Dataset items

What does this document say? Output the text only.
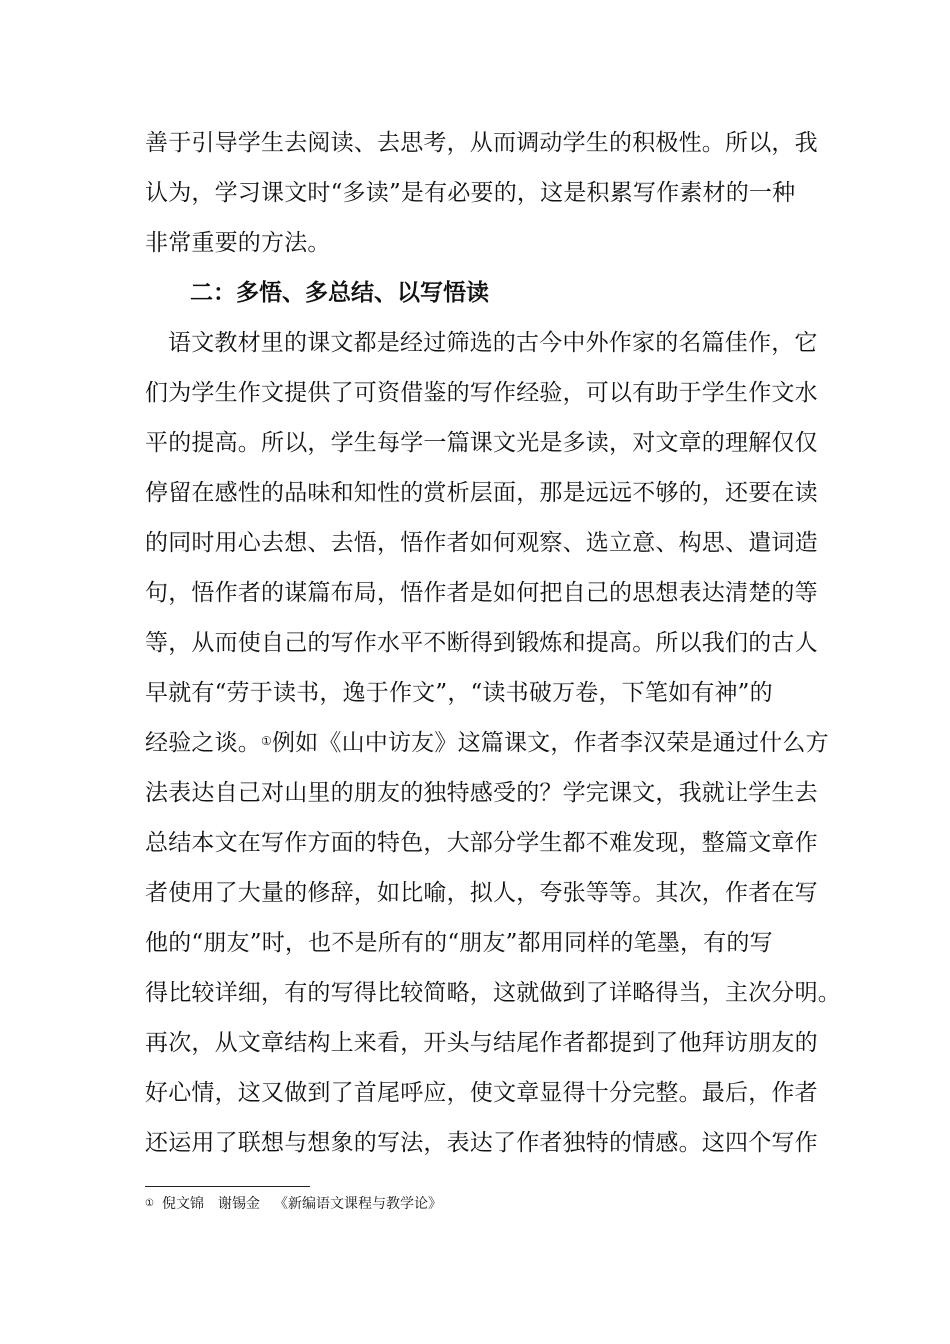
善于引导学生去阅读、去思考，从而调动学生的积极性。所以，我
认为，学习课文时“多读”是有必要的，这是积累写作素材的一种
非常重要的方法。
二：多悟、多总结、以写悟读
语文教材里的课文都是经过筛选的古今中外作家的名篇佳作，它
们为学生作文提供了可资借鉴的写作经验，可以有助于学生作文水
平的提高。所以，学生每学一篇课文光是多读，对文章的理解仅仅
停留在感性的品味和知性的赏析层面，那是远远不够的，还要在读
的同时用心去想、去悟，悟作者如何观察、选立意、构思、遣词造
句，悟作者的谋篇布局，悟作者是如何把自己的思想表达清楚的等
等，从而使自己的写作水平不断得到锻炼和提高。所以我们的古人
早就有“劳于读书，逸于作文”，“读书破万卷，下笔如有神”的
经验之谈。①例如《山中访友》这篇课文，作者李汉荣是通过什么方
法表达自己对山里的朋友的独特感受的？学完课文，我就让学生去
总结本文在写作方面的特色，大部分学生都不难发现，整篇文章作
者使用了大量的修辞，如比喻，拟人，夸张等等。其次，作者在写
他的“朋友”时，也不是所有的“朋友”都用同样的笔墨，有的写
得比较详细，有的写得比较简略，这就做到了详略得当，主次分明。
再次，从文章结构上来看，开头与结尾作者都提到了他拜访朋友的
好心情，这又做到了首尾呼应，使文章显得十分完整。最后，作者
还运用了联想与想象的写法，表达了作者独特的情感。这四个写作
① 倪文锦 谢锡金 《新编语文课程与教学论》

*Task goal*. Will you set down the records word for word while leaving out every picture?

*Written response*.
What does this document say? Output the text only.
善于引导学生去阅读、去思考，从而调动学生的积极性。所以，我
认为，学习课文时“多读”是有必要的，这是积累写作素材的一种
非常重要的方法。
二：多悟、多总结、以写悟读
语文教材里的课文都是经过筛选的古今中外作家的名篇佳作，它
们为学生作文提供了可资借鉴的写作经验，可以有助于学生作文水
平的提高。所以，学生每学一篇课文光是多读，对文章的理解仅仅
停留在感性的品味和知性的赏析层面，那是远远不够的，还要在读
的同时用心去想、去悟，悟作者如何观察、选立意、构思、遣词造
句，悟作者的谋篇布局，悟作者是如何把自己的思想表达清楚的等
等，从而使自己的写作水平不断得到锻炼和提高。所以我们的古人
早就有“劳于读书，逸于作文”，“读书破万卷，下笔如有神”的
经验之谈。①例如《山中访友》这篇课文，作者李汉荣是通过什么方
法表达自己对山里的朋友的独特感受的？学完课文，我就让学生去
总结本文在写作方面的特色，大部分学生都不难发现，整篇文章作
者使用了大量的修辞，如比喻，拟人，夸张等等。其次，作者在写
他的“朋友”时，也不是所有的“朋友”都用同样的笔墨，有的写
得比较详细，有的写得比较简略，这就做到了详略得当，主次分明。
再次，从文章结构上来看，开头与结尾作者都提到了他拜访朋友的
好心情，这又做到了首尾呼应，使文章显得十分完整。最后，作者
还运用了联想与想象的写法，表达了作者独特的情感。这四个写作
① 倪文锦 谢锡金 《新编语文课程与教学论》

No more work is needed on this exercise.